Structured figure records:
--- --- ---

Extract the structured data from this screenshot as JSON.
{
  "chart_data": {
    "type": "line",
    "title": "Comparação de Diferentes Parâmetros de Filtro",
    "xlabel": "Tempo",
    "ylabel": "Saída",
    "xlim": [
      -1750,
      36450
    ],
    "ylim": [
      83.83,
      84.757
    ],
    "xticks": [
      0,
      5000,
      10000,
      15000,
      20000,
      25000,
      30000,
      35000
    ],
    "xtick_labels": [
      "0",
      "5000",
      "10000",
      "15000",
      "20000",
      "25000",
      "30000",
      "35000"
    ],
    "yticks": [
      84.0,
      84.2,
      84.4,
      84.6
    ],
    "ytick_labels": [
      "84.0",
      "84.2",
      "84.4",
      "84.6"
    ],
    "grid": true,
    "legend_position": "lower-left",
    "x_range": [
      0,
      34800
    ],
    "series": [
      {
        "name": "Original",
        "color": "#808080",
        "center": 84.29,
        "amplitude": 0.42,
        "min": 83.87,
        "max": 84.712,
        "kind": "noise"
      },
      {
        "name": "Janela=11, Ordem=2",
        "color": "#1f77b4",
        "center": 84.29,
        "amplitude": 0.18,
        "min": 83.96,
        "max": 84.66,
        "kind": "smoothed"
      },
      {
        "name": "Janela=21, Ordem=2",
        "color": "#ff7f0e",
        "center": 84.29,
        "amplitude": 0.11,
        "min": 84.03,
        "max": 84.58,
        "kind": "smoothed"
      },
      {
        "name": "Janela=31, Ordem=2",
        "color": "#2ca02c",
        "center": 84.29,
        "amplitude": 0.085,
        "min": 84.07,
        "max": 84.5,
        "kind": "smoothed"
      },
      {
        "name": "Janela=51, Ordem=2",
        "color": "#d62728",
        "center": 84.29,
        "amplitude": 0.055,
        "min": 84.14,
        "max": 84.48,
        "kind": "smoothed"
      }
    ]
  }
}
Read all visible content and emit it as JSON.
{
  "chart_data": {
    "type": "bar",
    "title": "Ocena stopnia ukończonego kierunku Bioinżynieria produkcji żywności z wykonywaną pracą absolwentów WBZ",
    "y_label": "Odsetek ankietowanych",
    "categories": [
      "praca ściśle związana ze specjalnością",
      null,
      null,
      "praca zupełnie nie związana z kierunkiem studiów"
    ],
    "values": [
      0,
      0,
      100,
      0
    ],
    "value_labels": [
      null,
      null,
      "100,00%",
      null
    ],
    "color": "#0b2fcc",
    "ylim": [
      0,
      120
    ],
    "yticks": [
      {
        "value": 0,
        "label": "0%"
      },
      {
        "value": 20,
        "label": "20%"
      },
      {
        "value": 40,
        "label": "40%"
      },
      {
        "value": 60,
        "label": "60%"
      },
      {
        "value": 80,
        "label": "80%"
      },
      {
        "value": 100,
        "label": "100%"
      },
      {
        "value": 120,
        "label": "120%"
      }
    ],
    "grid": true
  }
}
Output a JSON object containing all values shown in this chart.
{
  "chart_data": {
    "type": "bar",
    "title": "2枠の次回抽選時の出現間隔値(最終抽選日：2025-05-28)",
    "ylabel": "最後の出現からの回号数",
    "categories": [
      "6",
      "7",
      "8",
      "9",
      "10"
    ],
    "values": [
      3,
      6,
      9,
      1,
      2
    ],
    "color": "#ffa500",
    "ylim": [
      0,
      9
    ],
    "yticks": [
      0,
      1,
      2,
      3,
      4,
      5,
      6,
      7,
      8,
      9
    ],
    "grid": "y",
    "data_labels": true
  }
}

--- --- ---

THE REQUEST: Write the data back out verbatim.

RIGHT ANSWER:
Extract the structured data from this screenshot as JSON.
{
  "chart_data": {
    "type": "line",
    "title": "Comparação de Diferentes Parâmetros de Filtro",
    "xlabel": "Tempo",
    "ylabel": "Saída",
    "xlim": [
      -1750,
      36450
    ],
    "ylim": [
      83.83,
      84.757
    ],
    "xticks": [
      0,
      5000,
      10000,
      15000,
      20000,
      25000,
      30000,
      35000
    ],
    "xtick_labels": [
      "0",
      "5000",
      "10000",
      "15000",
      "20000",
      "25000",
      "30000",
      "35000"
    ],
    "yticks": [
      84.0,
      84.2,
      84.4,
      84.6
    ],
    "ytick_labels": [
      "84.0",
      "84.2",
      "84.4",
      "84.6"
    ],
    "grid": true,
    "legend_position": "lower-left",
    "x_range": [
      0,
      34800
    ],
    "series": [
      {
        "name": "Original",
        "color": "#808080",
        "center": 84.29,
        "amplitude": 0.42,
        "min": 83.87,
        "max": 84.712,
        "kind": "noise"
      },
      {
        "name": "Janela=11, Ordem=2",
        "color": "#1f77b4",
        "center": 84.29,
        "amplitude": 0.18,
        "min": 83.96,
        "max": 84.66,
        "kind": "smoothed"
      },
      {
        "name": "Janela=21, Ordem=2",
        "color": "#ff7f0e",
        "center": 84.29,
        "amplitude": 0.11,
        "min": 84.03,
        "max": 84.58,
        "kind": "smoothed"
      },
      {
        "name": "Janela=31, Ordem=2",
        "color": "#2ca02c",
        "center": 84.29,
        "amplitude": 0.085,
        "min": 84.07,
        "max": 84.5,
        "kind": "smoothed"
      },
      {
        "name": "Janela=51, Ordem=2",
        "color": "#d62728",
        "center": 84.29,
        "amplitude": 0.055,
        "min": 84.14,
        "max": 84.48,
        "kind": "smoothed"
      }
    ]
  }
}
Read all visible content and emit it as JSON.
{
  "chart_data": {
    "type": "bar",
    "title": "Ocena stopnia ukończonego kierunku Bioinżynieria produkcji żywności z wykonywaną pracą absolwentów WBZ",
    "y_label": "Odsetek ankietowanych",
    "categories": [
      "praca ściśle związana ze specjalnością",
      null,
      null,
      "praca zupełnie nie związana z kierunkiem studiów"
    ],
    "values": [
      0,
      0,
      100,
      0
    ],
    "value_labels": [
      null,
      null,
      "100,00%",
      null
    ],
    "color": "#0b2fcc",
    "ylim": [
      0,
      120
    ],
    "yticks": [
      {
        "value": 0,
        "label": "0%"
      },
      {
        "value": 20,
        "label": "20%"
      },
      {
        "value": 40,
        "label": "40%"
      },
      {
        "value": 60,
        "label": "60%"
      },
      {
        "value": 80,
        "label": "80%"
      },
      {
        "value": 100,
        "label": "100%"
      },
      {
        "value": 120,
        "label": "120%"
      }
    ],
    "grid": true
  }
}
Output a JSON object containing all values shown in this chart.
{
  "chart_data": {
    "type": "bar",
    "title": "2枠の次回抽選時の出現間隔値(最終抽選日：2025-05-28)",
    "ylabel": "最後の出現からの回号数",
    "categories": [
      "6",
      "7",
      "8",
      "9",
      "10"
    ],
    "values": [
      3,
      6,
      9,
      1,
      2
    ],
    "color": "#ffa500",
    "ylim": [
      0,
      9
    ],
    "yticks": [
      0,
      1,
      2,
      3,
      4,
      5,
      6,
      7,
      8,
      9
    ],
    "grid": "y",
    "data_labels": true
  }
}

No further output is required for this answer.